- **The request**: Skip the pictures and quote all of the lines exactly.

= = = =

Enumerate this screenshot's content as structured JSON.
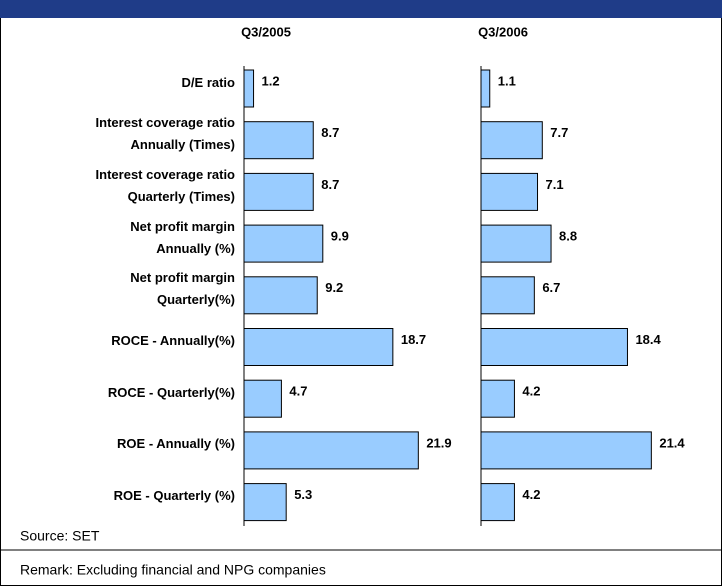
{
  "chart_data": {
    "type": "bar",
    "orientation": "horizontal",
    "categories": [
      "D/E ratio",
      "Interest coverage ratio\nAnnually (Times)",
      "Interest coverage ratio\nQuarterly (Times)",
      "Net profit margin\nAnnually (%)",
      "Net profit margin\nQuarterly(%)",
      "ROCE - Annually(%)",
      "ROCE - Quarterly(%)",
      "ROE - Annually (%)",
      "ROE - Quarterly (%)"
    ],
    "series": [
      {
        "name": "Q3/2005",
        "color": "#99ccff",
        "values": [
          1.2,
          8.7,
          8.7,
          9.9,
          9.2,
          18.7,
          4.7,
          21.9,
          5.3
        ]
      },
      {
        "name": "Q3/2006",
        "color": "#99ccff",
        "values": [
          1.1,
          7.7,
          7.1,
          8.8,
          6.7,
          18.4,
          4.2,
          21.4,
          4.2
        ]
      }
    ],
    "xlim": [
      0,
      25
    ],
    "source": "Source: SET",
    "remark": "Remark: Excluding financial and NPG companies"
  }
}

= = = =

- **Correct response**:
Enumerate this screenshot's content as structured JSON.
{
  "chart_data": {
    "type": "bar",
    "orientation": "horizontal",
    "categories": [
      "D/E ratio",
      "Interest coverage ratio\nAnnually (Times)",
      "Interest coverage ratio\nQuarterly (Times)",
      "Net profit margin\nAnnually (%)",
      "Net profit margin\nQuarterly(%)",
      "ROCE - Annually(%)",
      "ROCE - Quarterly(%)",
      "ROE - Annually (%)",
      "ROE - Quarterly (%)"
    ],
    "series": [
      {
        "name": "Q3/2005",
        "color": "#99ccff",
        "values": [
          1.2,
          8.7,
          8.7,
          9.9,
          9.2,
          18.7,
          4.7,
          21.9,
          5.3
        ]
      },
      {
        "name": "Q3/2006",
        "color": "#99ccff",
        "values": [
          1.1,
          7.7,
          7.1,
          8.8,
          6.7,
          18.4,
          4.2,
          21.4,
          4.2
        ]
      }
    ],
    "xlim": [
      0,
      25
    ],
    "source": "Source: SET",
    "remark": "Remark: Excluding financial and NPG companies"
  }
}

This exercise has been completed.